• [Goal 1]:
Please update the passage on U.S. financial institutions: start at the sentence containing "Households are important" and end after "than they save.", replacing "governments" with "public agencies".
• [Goal 2]:
Continue the passage on U.S. financial institutions from its final sentence.

• [Supplied passage]:
15.3 U.S. Financial Institutions
- What are the key financial institutions, and what role do they play in the process of financial intermediation?
The well-developed financial system in the United States supports our high standard of living. The system allows those who wish to borrow money to do so with relative ease. It also gives savers a variety of ways to earn interest on their savings. For example, a small business wants to build a new facility in Atlanta. They would like to take out a loan from a financial institution to finance the new facility. The financial institution also has customers in San Diego with savings accounts. The institution can use the savings funds to give the loan to the business in Atlanta. The interest paid on the loan covers the cost to the bank for providing the funding and also allows the bank to give interest to the customers with savings accounts and for the bank to make a profit. The transfer of funds from savers to investors enables businesses to expand and the economy to grow.
Households are important participants in the U.S. financial system. Although many households borrow money to finance purchases, they supply funds to the financial system through their purchases and savings. Overall, businesses and governments are users of funds. They borrow more money than they save.
Sometimes those who have funds deal directly with those who want them. A family member may have the ability to lend money to another family member to purchase a house. Most often, financial institutions act as intermediaries—or go-betweens—between the suppliers and demanders of funds. The institutions accept savers’ deposits and invest them in financial products (such as loans) that are expected to produce a return. This process, called financial intermediation, is shown in Exhibit 15.5. Households are shown as suppliers of funds, and businesses and governments are shown as demanders. However, a single household, business, or government can be either a supplier or a demander, depending on the circumstances.

• [Material shown]:
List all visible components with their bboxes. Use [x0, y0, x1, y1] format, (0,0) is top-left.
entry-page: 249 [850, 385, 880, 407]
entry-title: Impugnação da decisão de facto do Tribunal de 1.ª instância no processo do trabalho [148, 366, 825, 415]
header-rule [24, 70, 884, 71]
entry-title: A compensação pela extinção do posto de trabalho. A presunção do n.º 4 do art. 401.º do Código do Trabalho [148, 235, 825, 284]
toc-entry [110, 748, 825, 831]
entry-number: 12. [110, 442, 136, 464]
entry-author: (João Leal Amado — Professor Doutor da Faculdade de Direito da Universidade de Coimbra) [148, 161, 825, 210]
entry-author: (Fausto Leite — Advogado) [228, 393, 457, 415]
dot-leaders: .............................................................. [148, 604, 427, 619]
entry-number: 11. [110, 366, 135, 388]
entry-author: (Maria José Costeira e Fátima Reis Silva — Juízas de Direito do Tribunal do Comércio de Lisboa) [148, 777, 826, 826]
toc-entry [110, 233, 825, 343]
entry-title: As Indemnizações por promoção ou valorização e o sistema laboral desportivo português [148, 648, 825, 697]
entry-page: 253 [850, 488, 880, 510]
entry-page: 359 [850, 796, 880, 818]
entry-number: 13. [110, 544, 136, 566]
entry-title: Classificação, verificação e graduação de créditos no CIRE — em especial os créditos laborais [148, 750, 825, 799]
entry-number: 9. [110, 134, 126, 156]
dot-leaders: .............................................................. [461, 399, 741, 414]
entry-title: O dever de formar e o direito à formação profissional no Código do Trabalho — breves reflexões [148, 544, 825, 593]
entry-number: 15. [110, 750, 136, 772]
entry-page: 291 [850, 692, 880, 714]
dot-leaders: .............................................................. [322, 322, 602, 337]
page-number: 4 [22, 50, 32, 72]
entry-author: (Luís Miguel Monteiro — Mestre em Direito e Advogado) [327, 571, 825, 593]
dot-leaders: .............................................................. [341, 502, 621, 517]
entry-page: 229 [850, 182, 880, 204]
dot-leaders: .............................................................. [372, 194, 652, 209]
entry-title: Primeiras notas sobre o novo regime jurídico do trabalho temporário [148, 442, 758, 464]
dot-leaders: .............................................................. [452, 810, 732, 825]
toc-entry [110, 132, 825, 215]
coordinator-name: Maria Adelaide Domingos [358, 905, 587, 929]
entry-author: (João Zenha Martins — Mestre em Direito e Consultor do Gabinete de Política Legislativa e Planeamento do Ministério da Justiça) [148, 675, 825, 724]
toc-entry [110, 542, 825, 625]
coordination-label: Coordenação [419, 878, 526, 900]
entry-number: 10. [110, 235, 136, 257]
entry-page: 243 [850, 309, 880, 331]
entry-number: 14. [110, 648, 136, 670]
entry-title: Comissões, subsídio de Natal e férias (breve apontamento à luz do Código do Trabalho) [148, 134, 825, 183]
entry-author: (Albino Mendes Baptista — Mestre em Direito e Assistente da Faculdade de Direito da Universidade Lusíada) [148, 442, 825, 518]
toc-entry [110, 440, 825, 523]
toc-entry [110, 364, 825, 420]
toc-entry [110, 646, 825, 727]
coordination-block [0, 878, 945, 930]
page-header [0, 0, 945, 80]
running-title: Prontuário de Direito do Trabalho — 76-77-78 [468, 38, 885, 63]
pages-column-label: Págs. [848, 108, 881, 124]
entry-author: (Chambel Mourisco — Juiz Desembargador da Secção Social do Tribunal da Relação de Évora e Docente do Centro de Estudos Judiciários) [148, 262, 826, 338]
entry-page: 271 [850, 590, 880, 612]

• [Expected answer 1]:
Households are important participants in the U.S. financial system. Although many households borrow money to finance purchases, they supply funds to the financial system through their purchases and savings. Overall, businesses and public agencies are users of funds. They borrow more money than they save.

• [Expected answer 2]:
Financial institutions are the heart of the financial system. They are convenient vehicles for financial intermediation. They can be divided into two broad groups: depository institutions (those that accept deposits) and nondepository institutions (those that do not accept deposits).
Depository Financial Institutions
Not all depository financial institutions are alike. Most people call the place where they save their money a “bank.” Some of those places are indeed banks, but other depository institutions include thrift institutions and credit unions.
Commercial Banks
A commercial bank is a profit-oriented financial institution that accepts deposits, makes business and consumer loans, invests in government and corporate securities, and provides other financial services. Commercial banks vary greatly in size, from the “money center” banks located in the nation’s financial centers to smaller regional and local community banks. As a result of consolidations, small banks are decreasing in number. There are approximately 3,900 commercial banks in the United States, accounting for $24.5 trillion in assets.10 Banks hold a variety of assets, as shown in the diagram in Exhibit 15.6.
Table 15.4 lists the top 10 insured U.S.-chartered commercial banks, based on their consolidated assets.
Customers’ deposits are a commercial bank’s major source of funds, the main use for which is loans. The difference between the interest the bank earns on loans and the interest it pays on deposits, plus fees it earns from other financial services, pays the bank’s costs and provides a profit.
Commercial banks are corporations owned and operated by individuals or other corporations. They can be either national or state banks, and to do business, they must get a bank charter—an operating license—from a state or federal government. National banks are chartered by the Comptroller of the Currency, who is part of the U.S. Treasury Department. These banks must belong to the Federal Reserve System and must carry insurance on their deposits from the Federal Deposit Insurance Corporation. State banks are chartered by the state in which they are based. Generally, state banks are smaller than national banks, are less closely regulated than national banks, and are not required to belong to the Federal Reserve System.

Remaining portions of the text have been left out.